— START DATA SECTION —

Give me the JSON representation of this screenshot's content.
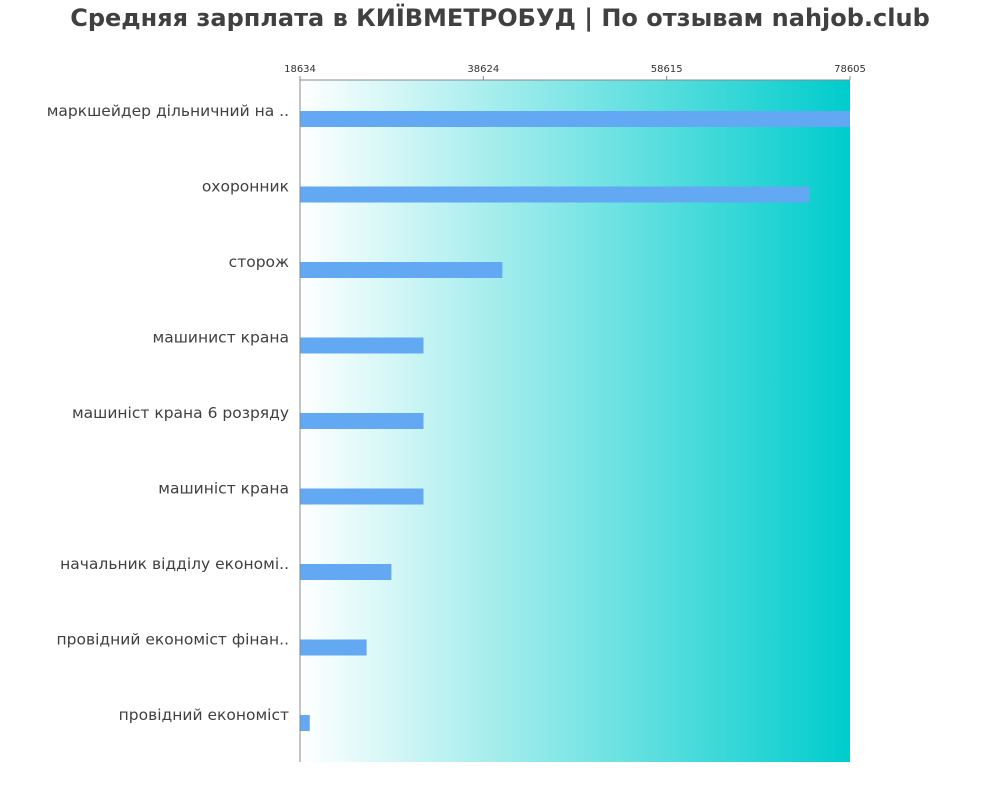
{
  "title": "Средняя зарплата в КИЇВМЕТРОБУД | По отзывам nahjob.club",
  "colors": {
    "bar": "#62a8f2",
    "gradient_start": "#ffffff",
    "gradient_end": "#00cccc",
    "axis": "#888888",
    "label_text": "#404040",
    "tick_text": "#333333"
  },
  "chart_data": {
    "type": "bar",
    "orientation": "horizontal",
    "title": "Средняя зарплата в КИЇВМЕТРОБУД | По отзывам nahjob.club",
    "xlabel": "",
    "ylabel": "",
    "xlim": [
      18634,
      78605
    ],
    "xticks": [
      18634,
      38624,
      58615,
      78605
    ],
    "tick_position": "top",
    "grid": false,
    "categories": [
      "маркшейдер дільничний на ..",
      "охоронник",
      "сторож",
      "машинист крана",
      "машиніст крана 6 розряду",
      "машиніст крана",
      "начальник відділу економі..",
      "провідний економіст фінан..",
      "провідний економіст"
    ],
    "values": [
      78605,
      74200,
      40700,
      32100,
      32100,
      32100,
      28600,
      25900,
      19700
    ]
  }
}
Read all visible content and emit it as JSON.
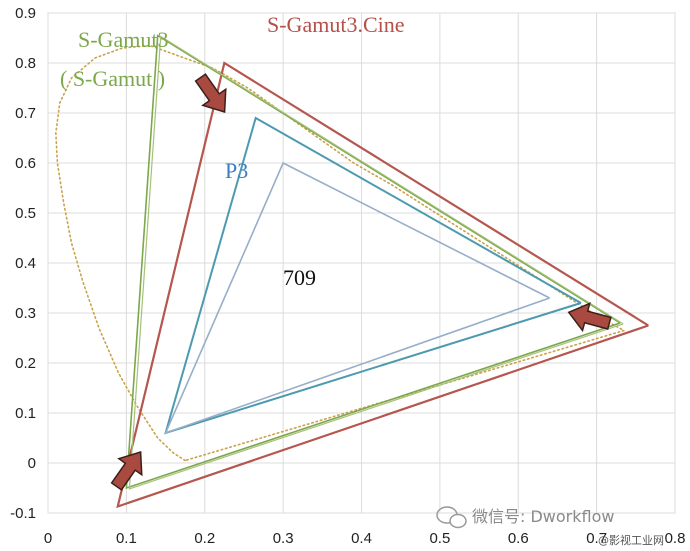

— END DATA SECTION —

OBJECTIVE: Among the entries above, how many lines hold the word "отзывам"? Reply with only that number.

FINAL RESULT: 2